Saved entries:
§ §

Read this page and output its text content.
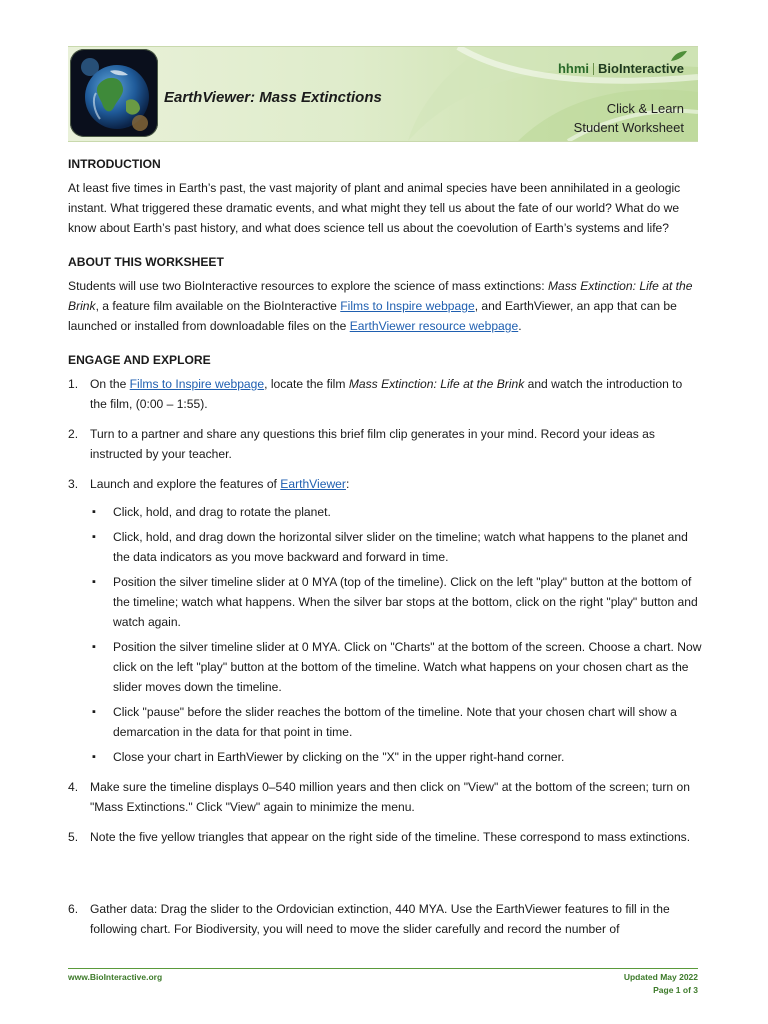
EarthViewer: Mass Extinctions
hhmi BioInteractive
Click & Learn
Student Worksheet

INTRODUCTION

At least five times in Earth’s past, the vast majority of plant and animal species have been annihilated in a geologic instant. What triggered these dramatic events, and what might they tell us about the fate of our world? What do we know about Earth’s past history, and what does science tell us about the coevolution of Earth’s systems and life?

ABOUT THIS WORKSHEET

Students will use two BioInteractive resources to explore the science of mass extinctions: Mass Extinction: Life at the Brink, a feature film available on the BioInteractive Films to Inspire webpage, and EarthViewer, an app that can be launched or installed from downloadable files on the EarthViewer resource webpage.

ENGAGE AND EXPLORE

1. On the Films to Inspire webpage, locate the film Mass Extinction: Life at the Brink and watch the introduction to the film, (0:00 – 1:55).
2. Turn to a partner and share any questions this brief film clip generates in your mind. Record your ideas as instructed by your teacher.
3. Launch and explore the features of EarthViewer:
▪ Click, hold, and drag to rotate the planet.
▪ Click, hold, and drag down the horizontal silver slider on the timeline; watch what happens to the planet and the data indicators as you move backward and forward in time.
▪ Position the silver timeline slider at 0 MYA (top of the timeline). Click on the left "play" button at the bottom of the timeline; watch what happens. When the silver bar stops at the bottom, click on the right "play" button and watch again.
▪ Position the silver timeline slider at 0 MYA. Click on "Charts" at the bottom of the screen. Choose a chart. Now click on the left "play" button at the bottom of the timeline. Watch what happens on your chosen chart as the slider moves down the timeline.
▪ Click "pause" before the slider reaches the bottom of the timeline. Note that your chosen chart will show a demarcation in the data for that point in time.
▪ Close your chart in EarthViewer by clicking on the "X" in the upper right-hand corner.
4. Make sure the timeline displays 0–540 million years and then click on "View" at the bottom of the screen; turn on "Mass Extinctions." Click "View" again to minimize the menu.
5. Note the five yellow triangles that appear on the right side of the timeline. These correspond to mass extinctions.
6. Gather data: Drag the slider to the Ordovician extinction, 440 MYA. Use the EarthViewer features to fill in the following chart. For Biodiversity, you will need to move the slider carefully and record the number of
www.BioInteractive.org	Updated May 2022
Page 1 of 3
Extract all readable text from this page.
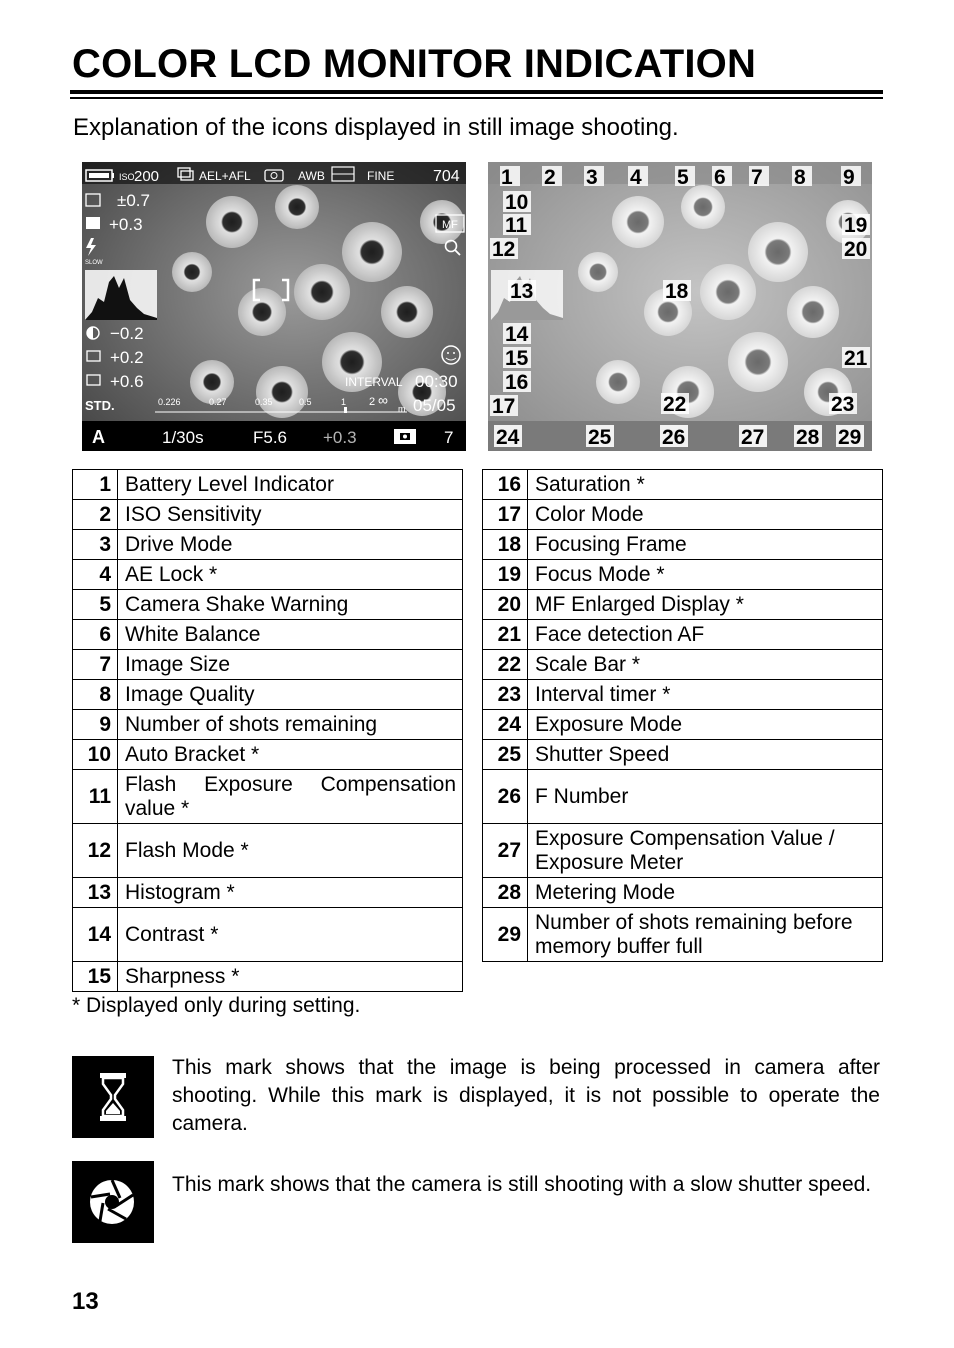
COLOR LCD MONITOR INDICATION
Explanation of the icons displayed in still image shooting.
ISO 200	AEL+AFL	AWB	FINE 704
±0.7
+0.3
SLOW
MF
−0.2
+0.2
+0.6	INTERVAL 00:30
STD.	0.226	0.27	0.35	0.5	1 2 ∞
m 05/05
A	1/30s	F5.6 +0.3	7
1 2 3 4 5 6 7 8 9
10
11
12
13	18
19
20
14
15
16
21
17	22	23
24	25 26	27 28 29
1	Battery Level Indicator
2	ISO Sensitivity
3	Drive Mode
4	AE Lock *
5	Camera Shake Warning
6	White Balance
7	Image Size
8	Image Quality
9	Number of shots remaining
10	Auto Bracket *
11	Flash Exposure Compensation value *
12	Flash Mode *
13	Histogram *
14	Contrast *
15	Sharpness *
16	Saturation *
17	Color Mode
18	Focusing Frame
19	Focus Mode *
20	MF Enlarged Display *
21	Face detection AF
22	Scale Bar *
23	Interval timer *
24	Exposure Mode
25	Shutter Speed
26	F Number
27	Exposure Compensation Value / Exposure Meter
28	Metering Mode
29	Number of shots remaining before memory buffer full
* Displayed only during setting.
This mark shows that the image is being processed in camera after shooting. While this mark is displayed, it is not possible to operate the camera.
This mark shows that the camera is still shooting with a slow shutter speed.
13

§ §

REQUEST:
Identify the lines above with the word "before". Copy them.

WRITTEN SOLUTION:
▪ Click "pause" before the slider reaches the bottom of the timeline. Note that your chosen chart will show a demarcation in the data for that point in time.
29	Number of shots remaining before memory buffer full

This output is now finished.